• _WORK TO COMPLETE_
Repeat the records below exactly, leaving out any pictures.

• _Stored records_
┄┄┄┄┄┄

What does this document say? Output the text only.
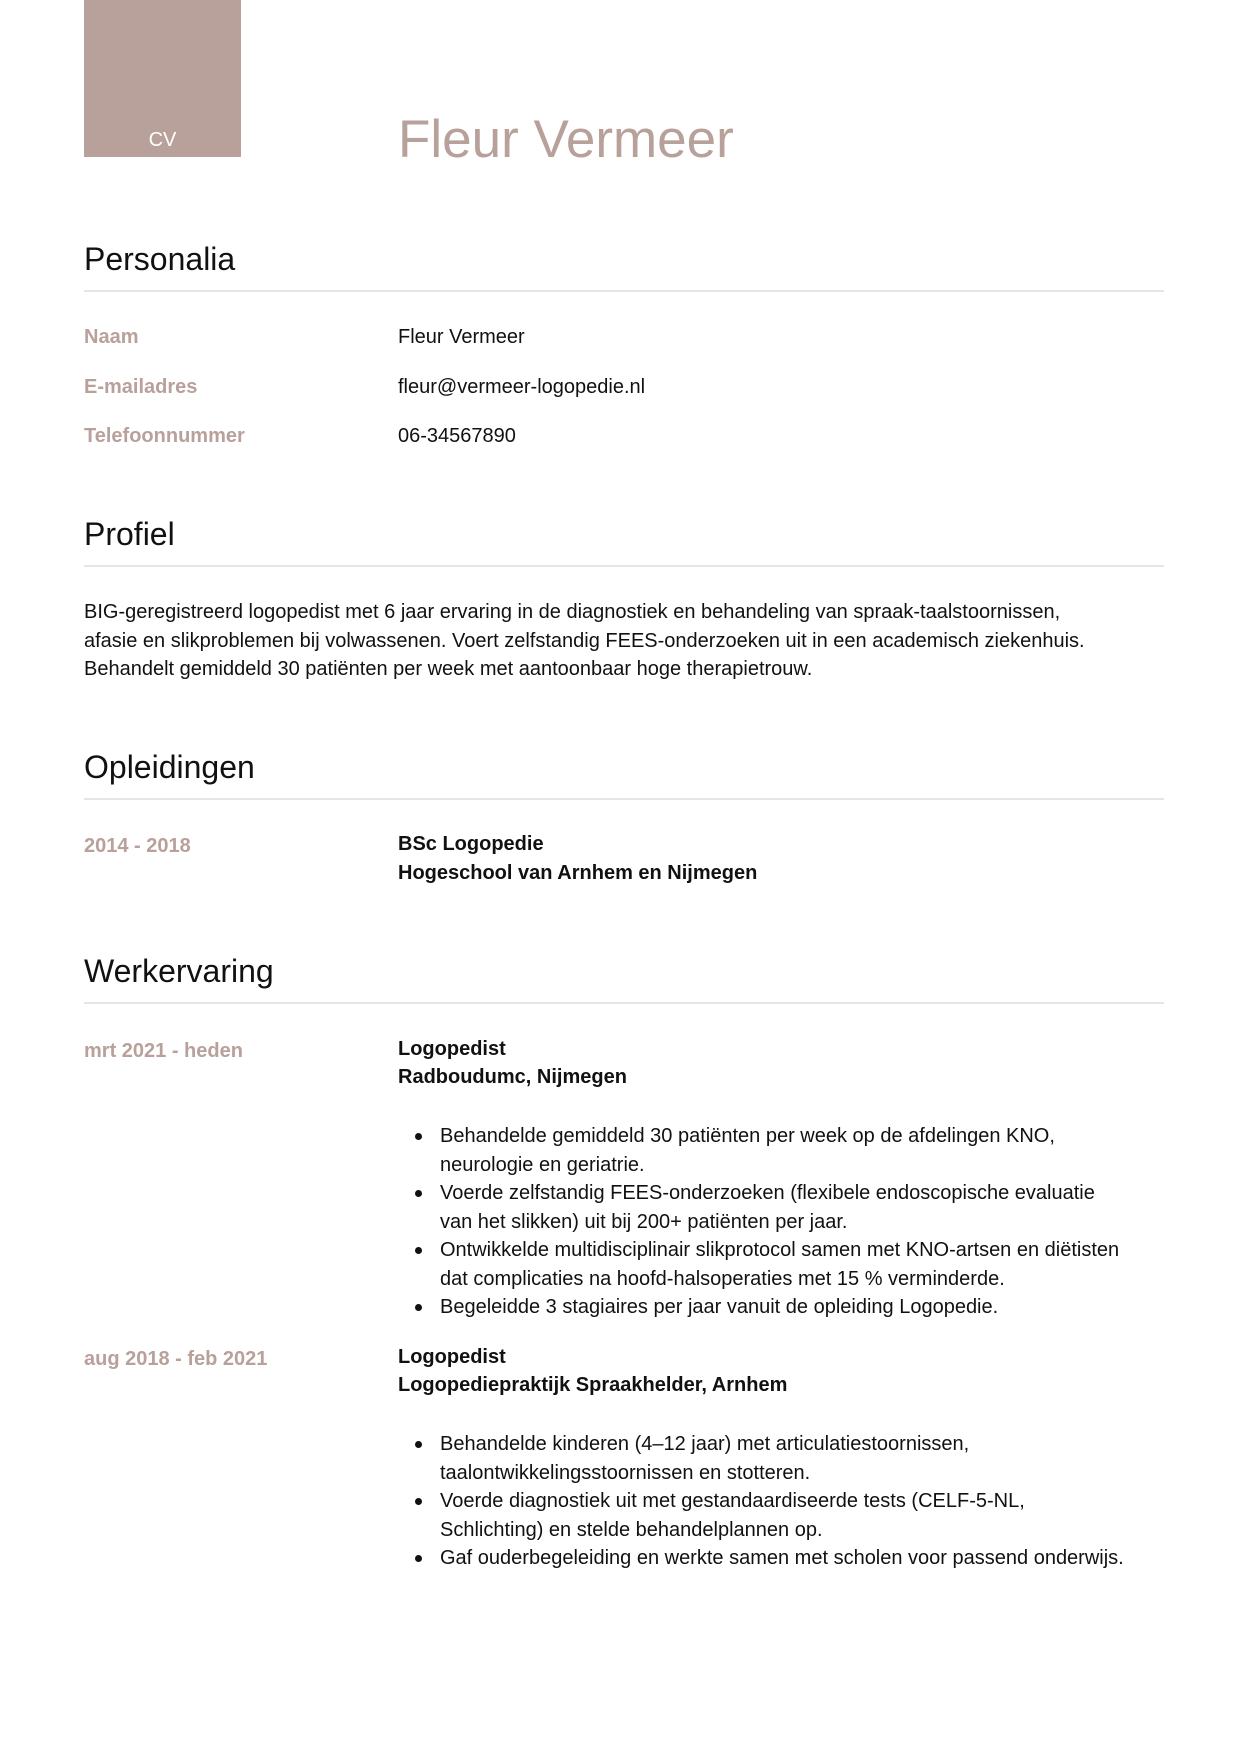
CV	Fleur Vermeer
Personalia
Naam	Fleur Vermeer
E-mailadres	fleur@vermeer-logopedie.nl
Telefoonnummer	06-34567890
Profiel
BIG-geregistreerd logopedist met 6 jaar ervaring in de diagnostiek en behandeling van spraak-taalstoornissen,
afasie en slikproblemen bij volwassenen. Voert zelfstandig FEES-onderzoeken uit in een academisch ziekenhuis.
Behandelt gemiddeld 30 patiënten per week met aantoonbaar hoge therapietrouw.
Opleidingen
2014 - 2018	BSc Logopedie
Hogeschool van Arnhem en Nijmegen
Werkervaring
mrt 2021 - heden	Logopedist
Radboudumc, Nijmegen
Behandelde gemiddeld 30 patiënten per week op de afdelingen KNO,
neurologie en geriatrie.
Voerde zelfstandig FEES-onderzoeken (flexibele endoscopische evaluatie
van het slikken) uit bij 200+ patiënten per jaar.
Ontwikkelde multidisciplinair slikprotocol samen met KNO-artsen en diëtisten
dat complicaties na hoofd-halsoperaties met 15 % verminderde.
Begeleidde 3 stagiaires per jaar vanuit de opleiding Logopedie.
aug 2018 - feb 2021	Logopedist
Logopediepraktijk Spraakhelder, Arnhem
Behandelde kinderen (4–12 jaar) met articulatiestoornissen,
taalontwikkelingsstoornissen en stotteren.
Voerde diagnostiek uit met gestandaardiseerde tests (CELF-5-NL,
Schlichting) en stelde behandelplannen op.
Gaf ouderbegeleiding en werkte samen met scholen voor passend onderwijs.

┄┄┄┄┄┄

• _IN RESPONSE_
What does this document say? Output the text only.
CV	Fleur Vermeer
Personalia
Naam	Fleur Vermeer
E-mailadres	fleur@vermeer-logopedie.nl
Telefoonnummer	06-34567890
Profiel
BIG-geregistreerd logopedist met 6 jaar ervaring in de diagnostiek en behandeling van spraak-taalstoornissen,
afasie en slikproblemen bij volwassenen. Voert zelfstandig FEES-onderzoeken uit in een academisch ziekenhuis.
Behandelt gemiddeld 30 patiënten per week met aantoonbaar hoge therapietrouw.
Opleidingen
2014 - 2018	BSc Logopedie
Hogeschool van Arnhem en Nijmegen
Werkervaring
mrt 2021 - heden	Logopedist
Radboudumc, Nijmegen
Behandelde gemiddeld 30 patiënten per week op de afdelingen KNO,
neurologie en geriatrie.
Voerde zelfstandig FEES-onderzoeken (flexibele endoscopische evaluatie
van het slikken) uit bij 200+ patiënten per jaar.
Ontwikkelde multidisciplinair slikprotocol samen met KNO-artsen en diëtisten
dat complicaties na hoofd-halsoperaties met 15 % verminderde.
Begeleidde 3 stagiaires per jaar vanuit de opleiding Logopedie.
aug 2018 - feb 2021	Logopedist
Logopediepraktijk Spraakhelder, Arnhem
Behandelde kinderen (4–12 jaar) met articulatiestoornissen,
taalontwikkelingsstoornissen en stotteren.
Voerde diagnostiek uit met gestandaardiseerde tests (CELF-5-NL,
Schlichting) en stelde behandelplannen op.
Gaf ouderbegeleiding en werkte samen met scholen voor passend onderwijs.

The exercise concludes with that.